## RECORD EXTRACTS
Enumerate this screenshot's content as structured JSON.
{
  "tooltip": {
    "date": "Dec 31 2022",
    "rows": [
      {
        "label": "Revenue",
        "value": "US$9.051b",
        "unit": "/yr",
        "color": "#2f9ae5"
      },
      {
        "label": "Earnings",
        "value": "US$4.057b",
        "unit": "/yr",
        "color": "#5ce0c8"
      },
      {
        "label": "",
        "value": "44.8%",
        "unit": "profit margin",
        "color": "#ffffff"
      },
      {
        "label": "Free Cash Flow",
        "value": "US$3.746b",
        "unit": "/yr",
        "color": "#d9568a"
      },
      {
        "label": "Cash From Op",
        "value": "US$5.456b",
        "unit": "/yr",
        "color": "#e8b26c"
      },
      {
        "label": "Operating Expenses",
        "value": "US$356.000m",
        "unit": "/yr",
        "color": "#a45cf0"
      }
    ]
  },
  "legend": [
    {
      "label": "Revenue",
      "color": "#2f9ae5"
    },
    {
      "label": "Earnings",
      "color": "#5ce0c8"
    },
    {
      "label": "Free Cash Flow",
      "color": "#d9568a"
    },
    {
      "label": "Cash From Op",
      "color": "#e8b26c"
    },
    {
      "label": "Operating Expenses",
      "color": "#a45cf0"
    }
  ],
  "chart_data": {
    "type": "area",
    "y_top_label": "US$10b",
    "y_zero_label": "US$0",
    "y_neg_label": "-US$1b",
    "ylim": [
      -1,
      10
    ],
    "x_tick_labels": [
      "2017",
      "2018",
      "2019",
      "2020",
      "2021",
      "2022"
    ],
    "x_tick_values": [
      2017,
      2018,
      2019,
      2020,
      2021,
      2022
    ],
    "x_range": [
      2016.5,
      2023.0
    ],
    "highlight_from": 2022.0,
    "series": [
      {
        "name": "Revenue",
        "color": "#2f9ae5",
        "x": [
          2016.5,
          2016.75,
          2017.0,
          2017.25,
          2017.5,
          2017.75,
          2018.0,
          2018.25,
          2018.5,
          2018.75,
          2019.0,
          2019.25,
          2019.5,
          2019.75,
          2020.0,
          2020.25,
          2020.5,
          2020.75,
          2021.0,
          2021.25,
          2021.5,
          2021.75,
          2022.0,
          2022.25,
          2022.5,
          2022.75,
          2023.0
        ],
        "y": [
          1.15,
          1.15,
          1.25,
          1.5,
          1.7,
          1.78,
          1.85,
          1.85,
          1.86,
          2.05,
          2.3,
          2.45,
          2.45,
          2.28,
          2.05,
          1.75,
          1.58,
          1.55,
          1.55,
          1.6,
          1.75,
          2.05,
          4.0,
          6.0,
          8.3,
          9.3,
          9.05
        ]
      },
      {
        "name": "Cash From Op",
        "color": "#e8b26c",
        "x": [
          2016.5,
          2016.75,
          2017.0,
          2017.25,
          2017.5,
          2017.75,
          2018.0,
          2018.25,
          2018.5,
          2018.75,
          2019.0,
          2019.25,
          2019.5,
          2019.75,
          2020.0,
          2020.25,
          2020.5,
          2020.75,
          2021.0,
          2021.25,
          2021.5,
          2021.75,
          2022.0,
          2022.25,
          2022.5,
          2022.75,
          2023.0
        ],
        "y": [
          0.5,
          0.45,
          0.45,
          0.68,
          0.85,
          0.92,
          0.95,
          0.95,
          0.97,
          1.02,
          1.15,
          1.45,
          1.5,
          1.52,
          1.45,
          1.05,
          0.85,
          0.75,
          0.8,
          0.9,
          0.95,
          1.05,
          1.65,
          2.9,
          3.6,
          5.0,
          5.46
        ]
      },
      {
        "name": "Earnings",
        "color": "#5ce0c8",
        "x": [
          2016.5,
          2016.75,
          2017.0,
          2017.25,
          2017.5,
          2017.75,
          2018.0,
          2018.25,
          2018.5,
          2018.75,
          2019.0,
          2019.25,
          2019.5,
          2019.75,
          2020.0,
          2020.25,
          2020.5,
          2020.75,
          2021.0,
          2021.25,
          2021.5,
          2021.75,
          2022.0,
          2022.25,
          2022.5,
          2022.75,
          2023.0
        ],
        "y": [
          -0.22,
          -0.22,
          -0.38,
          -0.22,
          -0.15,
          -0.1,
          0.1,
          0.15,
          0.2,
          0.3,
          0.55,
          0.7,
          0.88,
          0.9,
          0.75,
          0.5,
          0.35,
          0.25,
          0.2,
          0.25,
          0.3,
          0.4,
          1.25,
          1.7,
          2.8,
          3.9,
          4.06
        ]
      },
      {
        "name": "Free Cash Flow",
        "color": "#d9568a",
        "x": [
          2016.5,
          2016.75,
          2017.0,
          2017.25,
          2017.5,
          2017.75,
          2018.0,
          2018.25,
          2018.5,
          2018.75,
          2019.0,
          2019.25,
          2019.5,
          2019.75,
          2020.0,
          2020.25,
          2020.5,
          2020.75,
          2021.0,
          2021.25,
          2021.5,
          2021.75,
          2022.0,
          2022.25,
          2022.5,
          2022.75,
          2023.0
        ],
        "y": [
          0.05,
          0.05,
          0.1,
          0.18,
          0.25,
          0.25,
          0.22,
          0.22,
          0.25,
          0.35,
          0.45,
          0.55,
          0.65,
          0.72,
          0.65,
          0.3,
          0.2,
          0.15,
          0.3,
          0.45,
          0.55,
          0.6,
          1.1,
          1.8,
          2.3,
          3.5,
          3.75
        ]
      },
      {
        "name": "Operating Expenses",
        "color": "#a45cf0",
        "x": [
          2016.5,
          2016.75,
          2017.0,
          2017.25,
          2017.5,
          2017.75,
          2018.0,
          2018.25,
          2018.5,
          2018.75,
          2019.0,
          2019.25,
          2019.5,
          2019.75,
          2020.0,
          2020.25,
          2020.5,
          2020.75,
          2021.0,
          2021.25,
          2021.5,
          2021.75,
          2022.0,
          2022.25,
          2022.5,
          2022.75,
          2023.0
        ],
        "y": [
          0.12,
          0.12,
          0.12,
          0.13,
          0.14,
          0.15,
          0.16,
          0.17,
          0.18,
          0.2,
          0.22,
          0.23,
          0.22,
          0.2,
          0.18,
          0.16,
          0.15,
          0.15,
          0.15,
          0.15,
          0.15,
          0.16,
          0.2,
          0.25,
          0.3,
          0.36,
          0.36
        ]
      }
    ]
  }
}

## YOUR INSTRUCTIONS
Emit the records above again, exactly, with no line skipped.

## THE RESULT
Enumerate this screenshot's content as structured JSON.
{
  "tooltip": {
    "date": "Dec 31 2022",
    "rows": [
      {
        "label": "Revenue",
        "value": "US$9.051b",
        "unit": "/yr",
        "color": "#2f9ae5"
      },
      {
        "label": "Earnings",
        "value": "US$4.057b",
        "unit": "/yr",
        "color": "#5ce0c8"
      },
      {
        "label": "",
        "value": "44.8%",
        "unit": "profit margin",
        "color": "#ffffff"
      },
      {
        "label": "Free Cash Flow",
        "value": "US$3.746b",
        "unit": "/yr",
        "color": "#d9568a"
      },
      {
        "label": "Cash From Op",
        "value": "US$5.456b",
        "unit": "/yr",
        "color": "#e8b26c"
      },
      {
        "label": "Operating Expenses",
        "value": "US$356.000m",
        "unit": "/yr",
        "color": "#a45cf0"
      }
    ]
  },
  "legend": [
    {
      "label": "Revenue",
      "color": "#2f9ae5"
    },
    {
      "label": "Earnings",
      "color": "#5ce0c8"
    },
    {
      "label": "Free Cash Flow",
      "color": "#d9568a"
    },
    {
      "label": "Cash From Op",
      "color": "#e8b26c"
    },
    {
      "label": "Operating Expenses",
      "color": "#a45cf0"
    }
  ],
  "chart_data": {
    "type": "area",
    "y_top_label": "US$10b",
    "y_zero_label": "US$0",
    "y_neg_label": "-US$1b",
    "ylim": [
      -1,
      10
    ],
    "x_tick_labels": [
      "2017",
      "2018",
      "2019",
      "2020",
      "2021",
      "2022"
    ],
    "x_tick_values": [
      2017,
      2018,
      2019,
      2020,
      2021,
      2022
    ],
    "x_range": [
      2016.5,
      2023.0
    ],
    "highlight_from": 2022.0,
    "series": [
      {
        "name": "Revenue",
        "color": "#2f9ae5",
        "x": [
          2016.5,
          2016.75,
          2017.0,
          2017.25,
          2017.5,
          2017.75,
          2018.0,
          2018.25,
          2018.5,
          2018.75,
          2019.0,
          2019.25,
          2019.5,
          2019.75,
          2020.0,
          2020.25,
          2020.5,
          2020.75,
          2021.0,
          2021.25,
          2021.5,
          2021.75,
          2022.0,
          2022.25,
          2022.5,
          2022.75,
          2023.0
        ],
        "y": [
          1.15,
          1.15,
          1.25,
          1.5,
          1.7,
          1.78,
          1.85,
          1.85,
          1.86,
          2.05,
          2.3,
          2.45,
          2.45,
          2.28,
          2.05,
          1.75,
          1.58,
          1.55,
          1.55,
          1.6,
          1.75,
          2.05,
          4.0,
          6.0,
          8.3,
          9.3,
          9.05
        ]
      },
      {
        "name": "Cash From Op",
        "color": "#e8b26c",
        "x": [
          2016.5,
          2016.75,
          2017.0,
          2017.25,
          2017.5,
          2017.75,
          2018.0,
          2018.25,
          2018.5,
          2018.75,
          2019.0,
          2019.25,
          2019.5,
          2019.75,
          2020.0,
          2020.25,
          2020.5,
          2020.75,
          2021.0,
          2021.25,
          2021.5,
          2021.75,
          2022.0,
          2022.25,
          2022.5,
          2022.75,
          2023.0
        ],
        "y": [
          0.5,
          0.45,
          0.45,
          0.68,
          0.85,
          0.92,
          0.95,
          0.95,
          0.97,
          1.02,
          1.15,
          1.45,
          1.5,
          1.52,
          1.45,
          1.05,
          0.85,
          0.75,
          0.8,
          0.9,
          0.95,
          1.05,
          1.65,
          2.9,
          3.6,
          5.0,
          5.46
        ]
      },
      {
        "name": "Earnings",
        "color": "#5ce0c8",
        "x": [
          2016.5,
          2016.75,
          2017.0,
          2017.25,
          2017.5,
          2017.75,
          2018.0,
          2018.25,
          2018.5,
          2018.75,
          2019.0,
          2019.25,
          2019.5,
          2019.75,
          2020.0,
          2020.25,
          2020.5,
          2020.75,
          2021.0,
          2021.25,
          2021.5,
          2021.75,
          2022.0,
          2022.25,
          2022.5,
          2022.75,
          2023.0
        ],
        "y": [
          -0.22,
          -0.22,
          -0.38,
          -0.22,
          -0.15,
          -0.1,
          0.1,
          0.15,
          0.2,
          0.3,
          0.55,
          0.7,
          0.88,
          0.9,
          0.75,
          0.5,
          0.35,
          0.25,
          0.2,
          0.25,
          0.3,
          0.4,
          1.25,
          1.7,
          2.8,
          3.9,
          4.06
        ]
      },
      {
        "name": "Free Cash Flow",
        "color": "#d9568a",
        "x": [
          2016.5,
          2016.75,
          2017.0,
          2017.25,
          2017.5,
          2017.75,
          2018.0,
          2018.25,
          2018.5,
          2018.75,
          2019.0,
          2019.25,
          2019.5,
          2019.75,
          2020.0,
          2020.25,
          2020.5,
          2020.75,
          2021.0,
          2021.25,
          2021.5,
          2021.75,
          2022.0,
          2022.25,
          2022.5,
          2022.75,
          2023.0
        ],
        "y": [
          0.05,
          0.05,
          0.1,
          0.18,
          0.25,
          0.25,
          0.22,
          0.22,
          0.25,
          0.35,
          0.45,
          0.55,
          0.65,
          0.72,
          0.65,
          0.3,
          0.2,
          0.15,
          0.3,
          0.45,
          0.55,
          0.6,
          1.1,
          1.8,
          2.3,
          3.5,
          3.75
        ]
      },
      {
        "name": "Operating Expenses",
        "color": "#a45cf0",
        "x": [
          2016.5,
          2016.75,
          2017.0,
          2017.25,
          2017.5,
          2017.75,
          2018.0,
          2018.25,
          2018.5,
          2018.75,
          2019.0,
          2019.25,
          2019.5,
          2019.75,
          2020.0,
          2020.25,
          2020.5,
          2020.75,
          2021.0,
          2021.25,
          2021.5,
          2021.75,
          2022.0,
          2022.25,
          2022.5,
          2022.75,
          2023.0
        ],
        "y": [
          0.12,
          0.12,
          0.12,
          0.13,
          0.14,
          0.15,
          0.16,
          0.17,
          0.18,
          0.2,
          0.22,
          0.23,
          0.22,
          0.2,
          0.18,
          0.16,
          0.15,
          0.15,
          0.15,
          0.15,
          0.15,
          0.16,
          0.2,
          0.25,
          0.3,
          0.36,
          0.36
        ]
      }
    ]
  }
}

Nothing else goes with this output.